State how many lines of the entries hold the string "marker", and output nothing but that count.

Items listed in a dataset

###

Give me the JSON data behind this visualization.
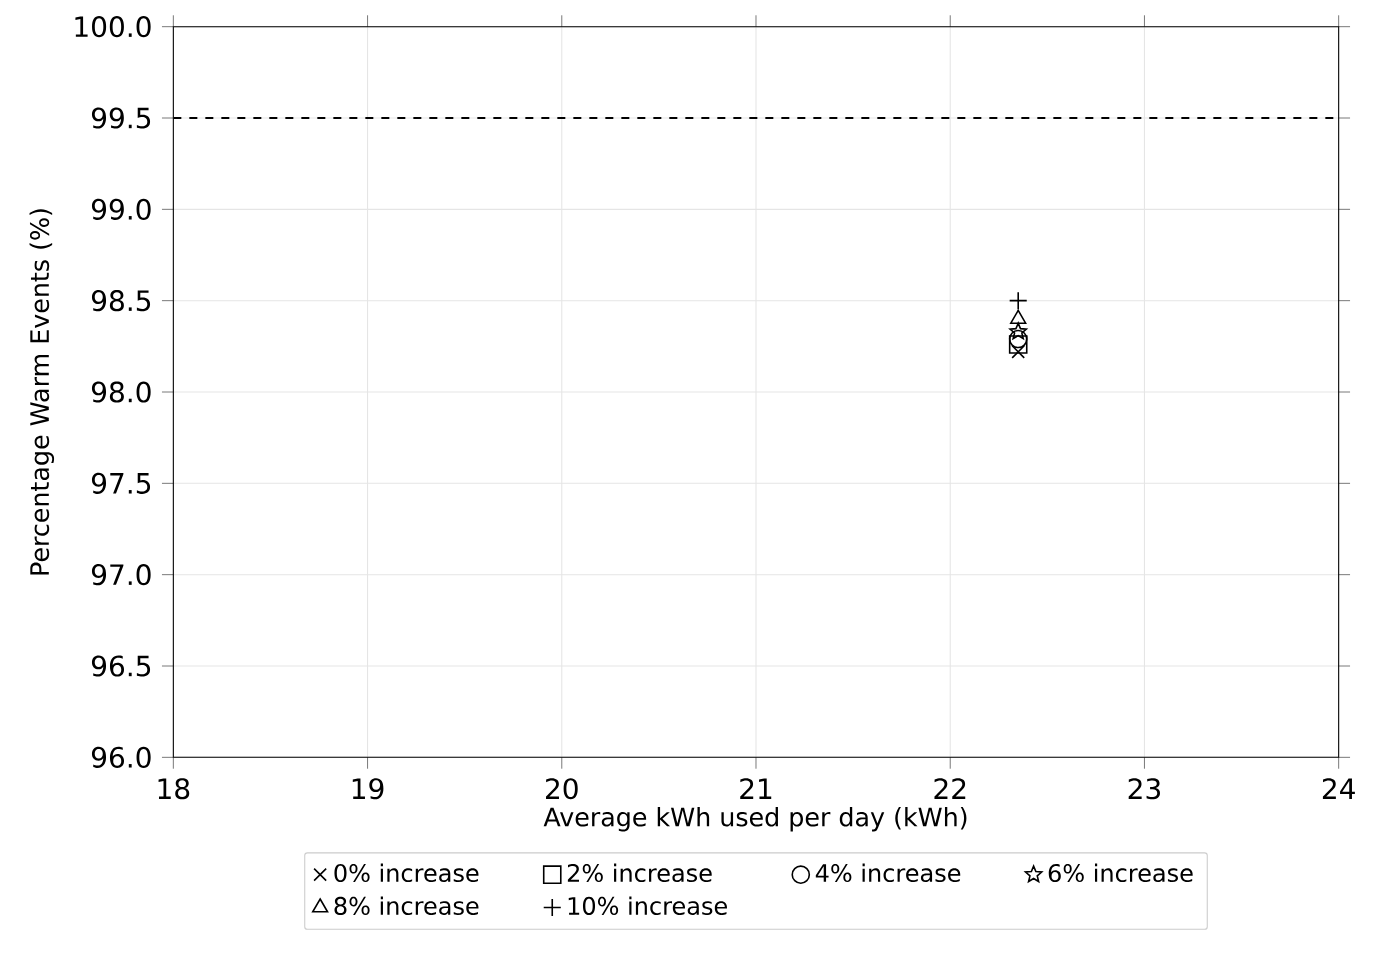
{
  "chart_data": {
    "type": "scatter",
    "xlabel": "Average kWh used per day (kWh)",
    "ylabel": "Percentage Warm Events (%)",
    "xlim": [
      18,
      24
    ],
    "xticks": [
      18,
      19,
      20,
      21,
      22,
      23,
      24
    ],
    "ylim": [
      96,
      100
    ],
    "yticks": [
      {
        "value": 96,
        "label": "96.0"
      },
      {
        "value": 96.5,
        "label": "96.5"
      },
      {
        "value": 97,
        "label": "97.0"
      },
      {
        "value": 97.5,
        "label": "97.5"
      },
      {
        "value": 98,
        "label": "98.0"
      },
      {
        "value": 98.5,
        "label": "98.5"
      },
      {
        "value": 99,
        "label": "99.0"
      },
      {
        "value": 99.5,
        "label": "99.5"
      },
      {
        "value": 100,
        "label": "100.0"
      }
    ],
    "grid": true,
    "legend": "bottom",
    "x": [
      22.35
    ],
    "ref_lines": [
      {
        "axis": "y",
        "value": 99.5,
        "color": "#000000",
        "line_style": "dashed"
      }
    ],
    "series": [
      {
        "name": "0% increase",
        "color": "#000000",
        "marker": "cross",
        "values": [
          98.22
        ]
      },
      {
        "name": "2% increase",
        "color": "#000000",
        "marker": "square",
        "values": [
          98.26
        ]
      },
      {
        "name": "4% increase",
        "color": "#000000",
        "marker": "circle",
        "values": [
          98.29
        ]
      },
      {
        "name": "6% increase",
        "color": "#000000",
        "marker": "star",
        "values": [
          98.33
        ]
      },
      {
        "name": "8% increase",
        "color": "#000000",
        "marker": "triangle",
        "values": [
          98.4
        ]
      },
      {
        "name": "10% increase",
        "color": "#000000",
        "marker": "plus",
        "values": [
          98.5
        ]
      }
    ]
  }
}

###

Output for this exercise — 6